[Data items]
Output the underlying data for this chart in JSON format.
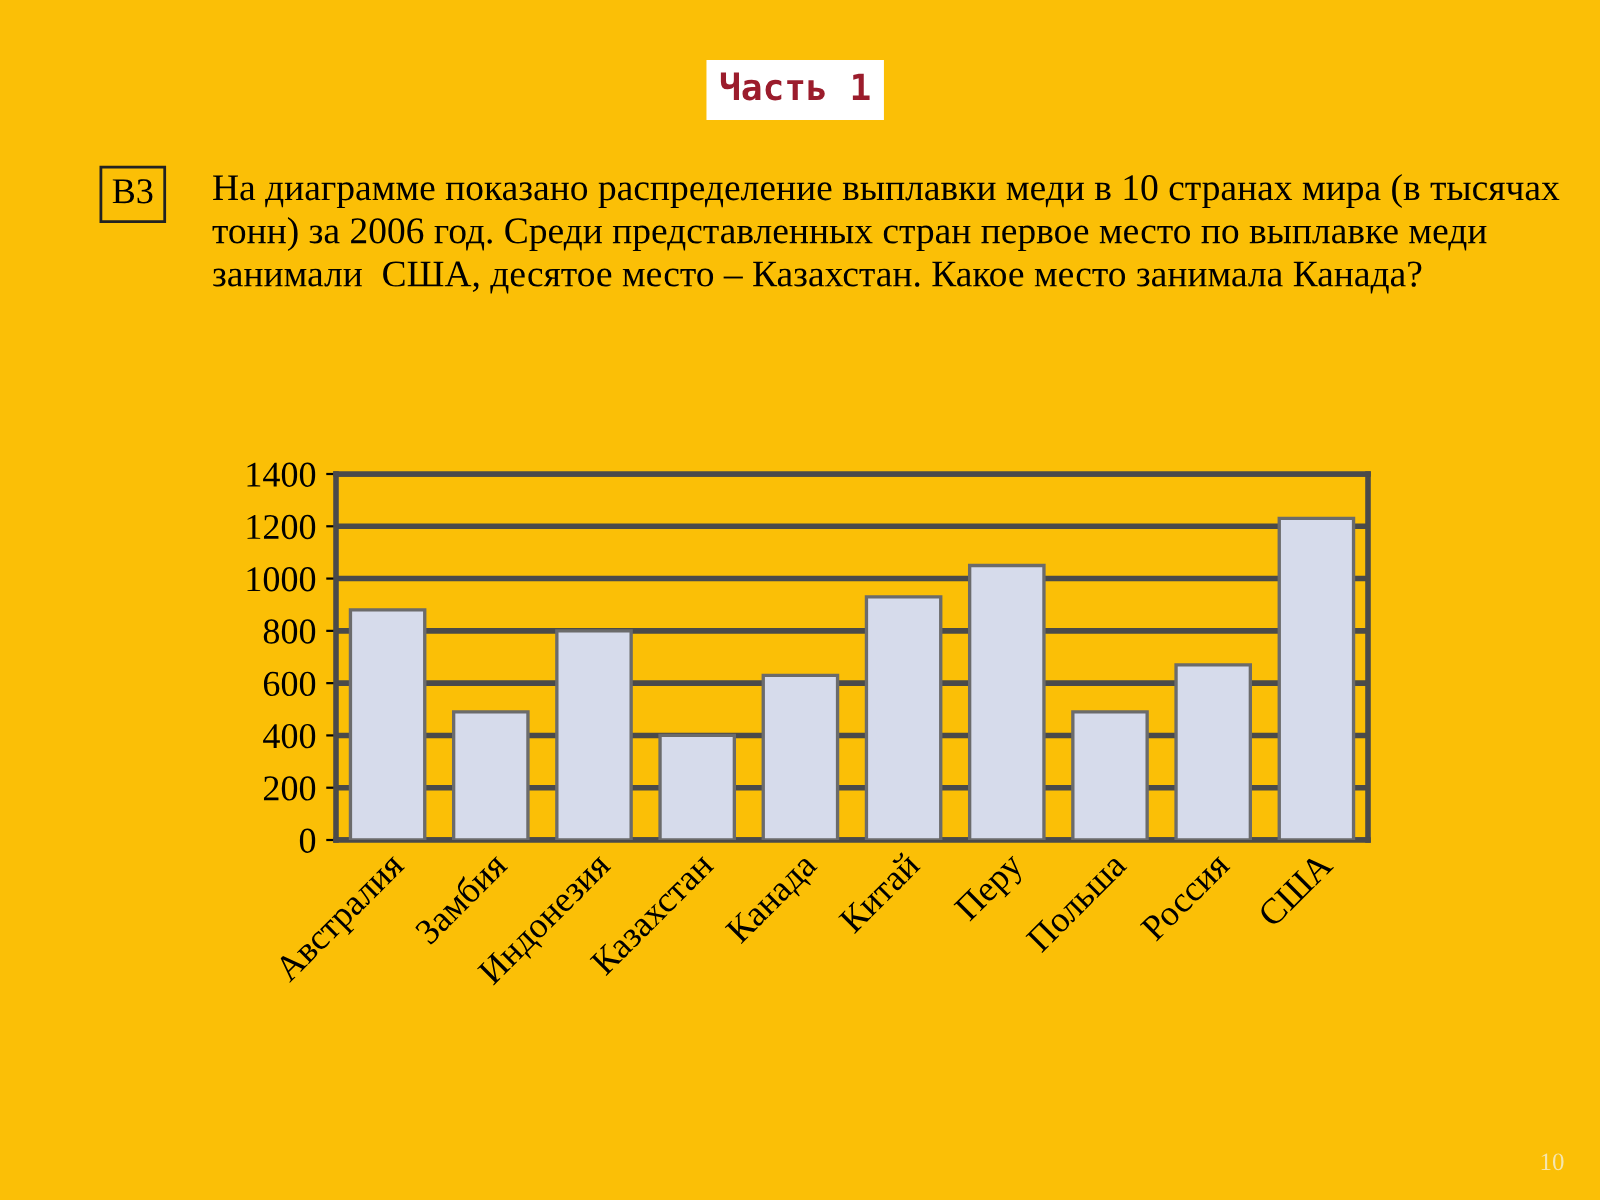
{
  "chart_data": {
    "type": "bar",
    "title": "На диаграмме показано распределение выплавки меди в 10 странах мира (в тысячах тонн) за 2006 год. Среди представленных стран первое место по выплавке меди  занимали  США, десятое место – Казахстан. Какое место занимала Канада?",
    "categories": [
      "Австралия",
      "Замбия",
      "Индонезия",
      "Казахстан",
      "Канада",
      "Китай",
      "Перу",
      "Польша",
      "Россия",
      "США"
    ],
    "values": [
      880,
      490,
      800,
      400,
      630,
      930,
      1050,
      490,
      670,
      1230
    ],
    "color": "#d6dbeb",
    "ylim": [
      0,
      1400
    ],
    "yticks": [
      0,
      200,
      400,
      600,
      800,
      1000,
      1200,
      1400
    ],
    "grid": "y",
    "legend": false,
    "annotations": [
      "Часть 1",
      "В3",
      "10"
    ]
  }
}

▶ **GIVEN TASK**
Each record must be quoted in full and exactly. Do not include the pictures.

▶ **RESPONSE TO THE EXERCISE**
Output the underlying data for this chart in JSON format.
{
  "chart_data": {
    "type": "bar",
    "title": "На диаграмме показано распределение выплавки меди в 10 странах мира (в тысячах тонн) за 2006 год. Среди представленных стран первое место по выплавке меди  занимали  США, десятое место – Казахстан. Какое место занимала Канада?",
    "categories": [
      "Австралия",
      "Замбия",
      "Индонезия",
      "Казахстан",
      "Канада",
      "Китай",
      "Перу",
      "Польша",
      "Россия",
      "США"
    ],
    "values": [
      880,
      490,
      800,
      400,
      630,
      930,
      1050,
      490,
      670,
      1230
    ],
    "color": "#d6dbeb",
    "ylim": [
      0,
      1400
    ],
    "yticks": [
      0,
      200,
      400,
      600,
      800,
      1000,
      1200,
      1400
    ],
    "grid": "y",
    "legend": false,
    "annotations": [
      "Часть 1",
      "В3",
      "10"
    ]
  }
}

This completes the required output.